- SHORT TASK -
Please reproduce every line below word for word, and leave the pictures out of your answer.

- RECORDS SUPPLIED -
-=-=-
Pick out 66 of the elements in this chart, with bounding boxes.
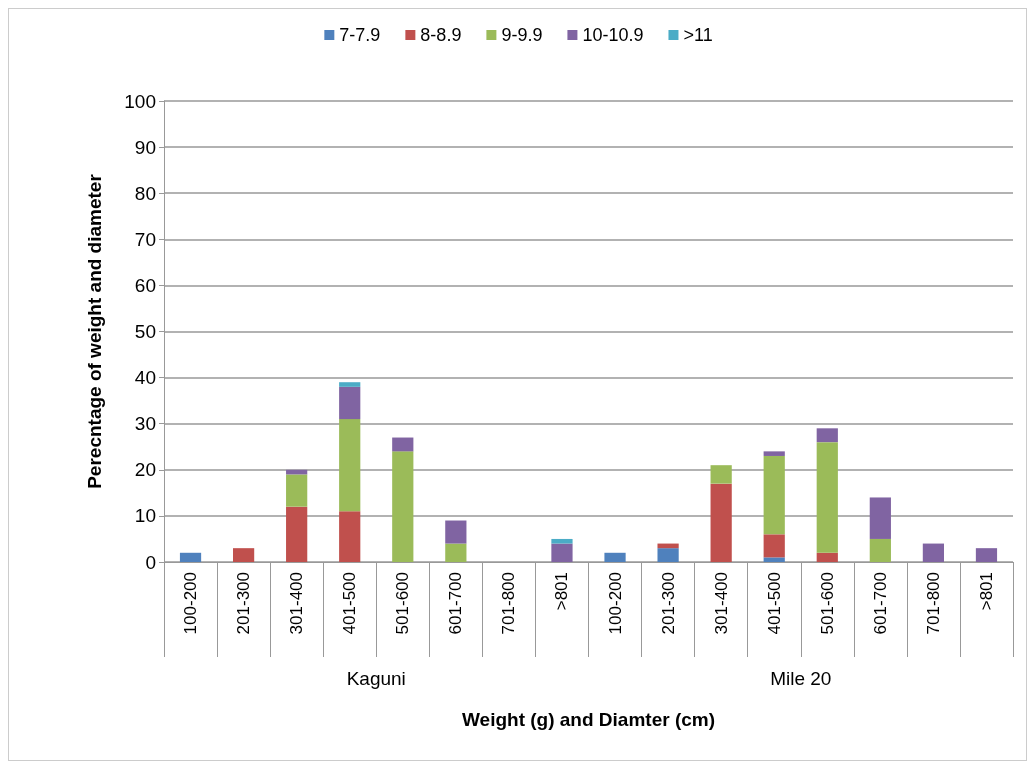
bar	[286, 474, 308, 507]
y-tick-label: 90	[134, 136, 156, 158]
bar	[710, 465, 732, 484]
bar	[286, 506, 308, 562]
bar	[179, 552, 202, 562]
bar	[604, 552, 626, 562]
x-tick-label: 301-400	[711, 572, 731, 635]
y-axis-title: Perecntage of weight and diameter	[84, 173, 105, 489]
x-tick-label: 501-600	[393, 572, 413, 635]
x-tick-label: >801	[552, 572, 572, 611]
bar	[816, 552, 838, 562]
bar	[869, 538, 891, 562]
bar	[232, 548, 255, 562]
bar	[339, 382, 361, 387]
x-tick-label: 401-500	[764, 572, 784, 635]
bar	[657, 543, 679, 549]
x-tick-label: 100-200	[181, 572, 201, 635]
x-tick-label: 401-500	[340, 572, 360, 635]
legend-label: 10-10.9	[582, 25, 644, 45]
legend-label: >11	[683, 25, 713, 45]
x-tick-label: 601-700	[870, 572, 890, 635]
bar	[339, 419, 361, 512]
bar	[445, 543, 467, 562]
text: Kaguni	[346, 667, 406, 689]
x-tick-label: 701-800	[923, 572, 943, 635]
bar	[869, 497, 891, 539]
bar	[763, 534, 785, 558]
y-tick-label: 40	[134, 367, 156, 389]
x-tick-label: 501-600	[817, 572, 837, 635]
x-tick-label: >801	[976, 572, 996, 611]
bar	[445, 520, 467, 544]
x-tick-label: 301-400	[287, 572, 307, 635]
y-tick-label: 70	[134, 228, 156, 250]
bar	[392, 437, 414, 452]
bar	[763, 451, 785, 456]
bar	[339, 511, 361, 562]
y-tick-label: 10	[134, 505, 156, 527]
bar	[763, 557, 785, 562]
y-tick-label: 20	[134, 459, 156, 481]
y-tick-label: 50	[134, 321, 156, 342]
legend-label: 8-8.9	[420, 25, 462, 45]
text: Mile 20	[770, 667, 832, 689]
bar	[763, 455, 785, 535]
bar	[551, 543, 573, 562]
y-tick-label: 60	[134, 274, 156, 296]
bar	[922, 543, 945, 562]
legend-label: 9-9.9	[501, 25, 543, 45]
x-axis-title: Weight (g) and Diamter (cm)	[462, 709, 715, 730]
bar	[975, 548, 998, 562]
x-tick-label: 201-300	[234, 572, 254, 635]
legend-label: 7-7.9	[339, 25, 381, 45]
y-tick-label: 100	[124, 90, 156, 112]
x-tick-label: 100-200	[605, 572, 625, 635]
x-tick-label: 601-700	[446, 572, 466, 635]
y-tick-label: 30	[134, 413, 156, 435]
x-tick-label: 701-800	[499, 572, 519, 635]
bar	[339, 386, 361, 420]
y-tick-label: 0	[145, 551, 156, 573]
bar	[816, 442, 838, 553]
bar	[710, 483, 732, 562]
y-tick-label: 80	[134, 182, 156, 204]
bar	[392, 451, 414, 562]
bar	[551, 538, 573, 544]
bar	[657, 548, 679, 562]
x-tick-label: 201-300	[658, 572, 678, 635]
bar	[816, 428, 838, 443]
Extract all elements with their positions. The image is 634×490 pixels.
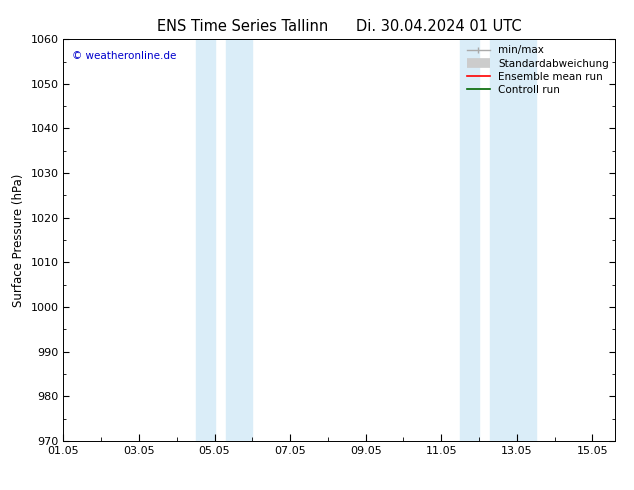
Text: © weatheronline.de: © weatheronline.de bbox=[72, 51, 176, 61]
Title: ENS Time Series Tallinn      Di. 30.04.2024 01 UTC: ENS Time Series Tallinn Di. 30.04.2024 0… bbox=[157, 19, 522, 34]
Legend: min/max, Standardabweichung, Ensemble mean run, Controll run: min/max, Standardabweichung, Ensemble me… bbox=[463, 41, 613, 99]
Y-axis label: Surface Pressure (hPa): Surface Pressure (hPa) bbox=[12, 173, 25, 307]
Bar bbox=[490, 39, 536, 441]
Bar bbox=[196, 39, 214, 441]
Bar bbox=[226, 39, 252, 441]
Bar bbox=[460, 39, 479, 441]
-=-=-
- FULL RESPONSE -
Pick out 66 of the elements in this chart, with bounding boxes.
bar	[286, 474, 308, 507]
y-tick-label: 90	[134, 136, 156, 158]
bar	[710, 465, 732, 484]
bar	[286, 506, 308, 562]
bar	[179, 552, 202, 562]
bar	[604, 552, 626, 562]
x-tick-label: 301-400	[711, 572, 731, 635]
y-axis-title: Perecntage of weight and diameter	[84, 173, 105, 489]
x-tick-label: 501-600	[393, 572, 413, 635]
x-tick-label: >801	[552, 572, 572, 611]
bar	[816, 552, 838, 562]
bar	[869, 538, 891, 562]
bar	[232, 548, 255, 562]
bar	[339, 382, 361, 387]
x-tick-label: 401-500	[764, 572, 784, 635]
bar	[657, 543, 679, 549]
x-tick-label: 100-200	[181, 572, 201, 635]
x-tick-label: 401-500	[340, 572, 360, 635]
legend-label: 10-10.9	[582, 25, 644, 45]
legend-label: >11	[683, 25, 713, 45]
x-tick-label: 601-700	[870, 572, 890, 635]
bar	[339, 419, 361, 512]
bar	[445, 543, 467, 562]
text: Kaguni	[346, 667, 406, 689]
x-tick-label: 701-800	[923, 572, 943, 635]
bar	[869, 497, 891, 539]
bar	[763, 534, 785, 558]
y-tick-label: 40	[134, 367, 156, 389]
x-tick-label: 501-600	[817, 572, 837, 635]
x-tick-label: >801	[976, 572, 996, 611]
bar	[445, 520, 467, 544]
x-tick-label: 301-400	[287, 572, 307, 635]
y-tick-label: 70	[134, 228, 156, 250]
bar	[392, 437, 414, 452]
bar	[763, 451, 785, 456]
bar	[339, 511, 361, 562]
y-tick-label: 10	[134, 505, 156, 527]
bar	[763, 557, 785, 562]
y-tick-label: 20	[134, 459, 156, 481]
y-tick-label: 50	[134, 321, 156, 342]
legend-label: 8-8.9	[420, 25, 462, 45]
text: Mile 20	[770, 667, 832, 689]
bar	[763, 455, 785, 535]
bar	[551, 543, 573, 562]
y-tick-label: 60	[134, 274, 156, 296]
bar	[922, 543, 945, 562]
legend-label: 9-9.9	[501, 25, 543, 45]
x-axis-title: Weight (g) and Diamter (cm)	[462, 709, 715, 730]
bar	[975, 548, 998, 562]
x-tick-label: 201-300	[234, 572, 254, 635]
legend-label: 7-7.9	[339, 25, 381, 45]
y-tick-label: 100	[124, 90, 156, 112]
x-tick-label: 100-200	[605, 572, 625, 635]
x-tick-label: 601-700	[446, 572, 466, 635]
y-tick-label: 30	[134, 413, 156, 435]
x-tick-label: 701-800	[499, 572, 519, 635]
bar	[339, 386, 361, 420]
y-tick-label: 0	[145, 551, 156, 573]
bar	[816, 442, 838, 553]
bar	[710, 483, 732, 562]
y-tick-label: 80	[134, 182, 156, 204]
bar	[392, 451, 414, 562]
bar	[551, 538, 573, 544]
bar	[657, 548, 679, 562]
x-tick-label: 201-300	[658, 572, 678, 635]
bar	[816, 428, 838, 443]
Extract all elements with their positions. The image is 634×490 pixels.
Text: © weatheronline.de: © weatheronline.de bbox=[72, 51, 176, 61]
Title: ENS Time Series Tallinn      Di. 30.04.2024 01 UTC: ENS Time Series Tallinn Di. 30.04.2024 0… bbox=[157, 19, 522, 34]
Legend: min/max, Standardabweichung, Ensemble mean run, Controll run: min/max, Standardabweichung, Ensemble me… bbox=[463, 41, 613, 99]
Y-axis label: Surface Pressure (hPa): Surface Pressure (hPa) bbox=[12, 173, 25, 307]
Bar bbox=[490, 39, 536, 441]
Bar bbox=[196, 39, 214, 441]
Bar bbox=[226, 39, 252, 441]
Bar bbox=[460, 39, 479, 441]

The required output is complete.